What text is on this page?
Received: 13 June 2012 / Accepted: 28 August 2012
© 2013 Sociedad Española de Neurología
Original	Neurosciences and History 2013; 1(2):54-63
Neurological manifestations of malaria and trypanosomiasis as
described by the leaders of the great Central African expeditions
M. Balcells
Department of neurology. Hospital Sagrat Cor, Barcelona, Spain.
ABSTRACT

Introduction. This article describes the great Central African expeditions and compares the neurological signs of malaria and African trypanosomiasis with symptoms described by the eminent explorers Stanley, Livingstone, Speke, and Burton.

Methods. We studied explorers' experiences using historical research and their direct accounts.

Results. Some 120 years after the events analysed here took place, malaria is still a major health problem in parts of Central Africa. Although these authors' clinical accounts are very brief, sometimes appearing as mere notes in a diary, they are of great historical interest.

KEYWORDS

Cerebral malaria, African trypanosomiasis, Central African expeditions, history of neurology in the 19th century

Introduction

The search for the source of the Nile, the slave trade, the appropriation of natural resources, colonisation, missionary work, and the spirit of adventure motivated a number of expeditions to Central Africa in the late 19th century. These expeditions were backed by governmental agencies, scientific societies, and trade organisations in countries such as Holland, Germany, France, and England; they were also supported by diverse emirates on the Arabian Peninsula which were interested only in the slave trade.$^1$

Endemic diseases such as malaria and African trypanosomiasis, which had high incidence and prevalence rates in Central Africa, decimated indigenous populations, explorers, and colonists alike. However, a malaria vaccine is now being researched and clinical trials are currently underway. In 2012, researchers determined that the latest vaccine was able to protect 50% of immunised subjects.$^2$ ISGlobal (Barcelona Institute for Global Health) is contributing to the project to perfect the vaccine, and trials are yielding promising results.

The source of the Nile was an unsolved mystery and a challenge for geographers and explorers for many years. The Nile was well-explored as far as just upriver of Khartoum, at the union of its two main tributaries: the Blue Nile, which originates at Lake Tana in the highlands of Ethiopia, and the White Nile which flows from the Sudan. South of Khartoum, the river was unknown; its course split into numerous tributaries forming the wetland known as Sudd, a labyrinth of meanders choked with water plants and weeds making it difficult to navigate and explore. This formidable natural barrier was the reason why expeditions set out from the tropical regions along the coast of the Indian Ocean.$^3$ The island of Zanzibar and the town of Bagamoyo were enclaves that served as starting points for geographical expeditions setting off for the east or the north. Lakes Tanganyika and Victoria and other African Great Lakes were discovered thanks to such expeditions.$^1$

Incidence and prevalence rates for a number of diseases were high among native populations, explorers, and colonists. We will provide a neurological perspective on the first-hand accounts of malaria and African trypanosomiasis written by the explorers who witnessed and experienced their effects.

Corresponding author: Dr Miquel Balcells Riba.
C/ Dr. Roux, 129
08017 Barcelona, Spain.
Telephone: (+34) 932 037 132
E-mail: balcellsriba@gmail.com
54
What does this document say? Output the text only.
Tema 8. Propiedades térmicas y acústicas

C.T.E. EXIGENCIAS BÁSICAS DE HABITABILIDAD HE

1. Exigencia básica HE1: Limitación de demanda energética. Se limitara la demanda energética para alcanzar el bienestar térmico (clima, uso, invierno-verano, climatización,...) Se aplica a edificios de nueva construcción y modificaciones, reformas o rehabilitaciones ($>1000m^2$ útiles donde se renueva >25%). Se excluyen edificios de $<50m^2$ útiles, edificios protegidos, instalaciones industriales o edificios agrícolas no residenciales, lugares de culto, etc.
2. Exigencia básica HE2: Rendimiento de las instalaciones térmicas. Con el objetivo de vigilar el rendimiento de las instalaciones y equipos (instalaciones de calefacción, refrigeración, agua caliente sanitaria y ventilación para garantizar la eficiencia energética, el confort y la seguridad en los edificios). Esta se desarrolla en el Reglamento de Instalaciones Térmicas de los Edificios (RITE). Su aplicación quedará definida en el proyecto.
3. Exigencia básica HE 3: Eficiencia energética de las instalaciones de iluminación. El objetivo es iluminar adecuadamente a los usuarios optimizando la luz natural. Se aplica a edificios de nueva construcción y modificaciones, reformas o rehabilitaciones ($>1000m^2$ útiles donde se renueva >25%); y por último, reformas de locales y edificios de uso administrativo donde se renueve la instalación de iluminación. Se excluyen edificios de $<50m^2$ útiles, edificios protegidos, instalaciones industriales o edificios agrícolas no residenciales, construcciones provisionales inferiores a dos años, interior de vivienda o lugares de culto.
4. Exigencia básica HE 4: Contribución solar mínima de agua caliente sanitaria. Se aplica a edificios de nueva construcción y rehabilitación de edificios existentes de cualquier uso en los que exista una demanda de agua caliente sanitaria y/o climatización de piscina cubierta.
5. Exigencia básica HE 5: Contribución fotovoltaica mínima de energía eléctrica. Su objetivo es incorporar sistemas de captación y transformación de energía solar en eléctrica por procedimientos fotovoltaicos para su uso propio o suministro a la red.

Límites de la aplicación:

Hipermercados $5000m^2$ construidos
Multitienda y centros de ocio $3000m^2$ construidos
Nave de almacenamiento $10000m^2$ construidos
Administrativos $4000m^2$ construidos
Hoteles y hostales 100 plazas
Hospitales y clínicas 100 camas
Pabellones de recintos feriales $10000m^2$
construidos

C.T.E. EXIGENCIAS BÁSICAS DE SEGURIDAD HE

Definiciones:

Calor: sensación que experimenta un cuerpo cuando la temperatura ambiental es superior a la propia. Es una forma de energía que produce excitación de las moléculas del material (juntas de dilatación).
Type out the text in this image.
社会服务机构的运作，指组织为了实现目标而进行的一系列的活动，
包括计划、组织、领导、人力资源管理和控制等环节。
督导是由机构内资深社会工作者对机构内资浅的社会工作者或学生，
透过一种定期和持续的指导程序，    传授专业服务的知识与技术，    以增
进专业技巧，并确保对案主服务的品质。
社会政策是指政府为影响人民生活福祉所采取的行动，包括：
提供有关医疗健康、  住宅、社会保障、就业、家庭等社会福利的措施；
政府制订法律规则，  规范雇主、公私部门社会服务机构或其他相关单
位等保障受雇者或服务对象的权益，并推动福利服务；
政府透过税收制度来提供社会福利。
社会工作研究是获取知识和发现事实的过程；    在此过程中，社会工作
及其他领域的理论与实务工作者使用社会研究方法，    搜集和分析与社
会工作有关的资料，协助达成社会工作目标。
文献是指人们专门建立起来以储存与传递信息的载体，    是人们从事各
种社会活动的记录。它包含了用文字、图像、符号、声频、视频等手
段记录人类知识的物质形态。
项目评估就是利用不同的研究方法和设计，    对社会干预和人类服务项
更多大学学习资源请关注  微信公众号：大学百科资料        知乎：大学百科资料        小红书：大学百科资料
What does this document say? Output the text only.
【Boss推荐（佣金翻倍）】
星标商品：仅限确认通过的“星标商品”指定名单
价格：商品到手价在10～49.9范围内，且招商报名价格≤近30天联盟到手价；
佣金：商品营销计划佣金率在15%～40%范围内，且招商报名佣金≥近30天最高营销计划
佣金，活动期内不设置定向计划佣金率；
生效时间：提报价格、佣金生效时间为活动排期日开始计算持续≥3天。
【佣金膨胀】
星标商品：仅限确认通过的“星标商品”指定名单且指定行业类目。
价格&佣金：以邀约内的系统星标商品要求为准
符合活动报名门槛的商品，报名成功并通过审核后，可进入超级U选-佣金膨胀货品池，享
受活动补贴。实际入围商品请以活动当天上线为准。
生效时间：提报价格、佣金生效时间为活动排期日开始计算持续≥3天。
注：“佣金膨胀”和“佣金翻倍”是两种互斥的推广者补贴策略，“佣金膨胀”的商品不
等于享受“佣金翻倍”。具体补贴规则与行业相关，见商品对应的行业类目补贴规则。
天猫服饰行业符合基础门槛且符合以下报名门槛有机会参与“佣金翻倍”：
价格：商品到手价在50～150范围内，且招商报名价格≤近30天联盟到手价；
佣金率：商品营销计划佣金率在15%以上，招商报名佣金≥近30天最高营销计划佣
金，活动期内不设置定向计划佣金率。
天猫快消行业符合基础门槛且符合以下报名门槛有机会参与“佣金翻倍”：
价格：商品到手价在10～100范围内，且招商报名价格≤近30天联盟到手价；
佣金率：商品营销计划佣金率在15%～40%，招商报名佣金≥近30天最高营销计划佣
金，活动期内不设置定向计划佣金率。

************

Instructions for the task:
Each line holding the word "diseases" counts once; report the total and nothing else.

Solution to this task:
2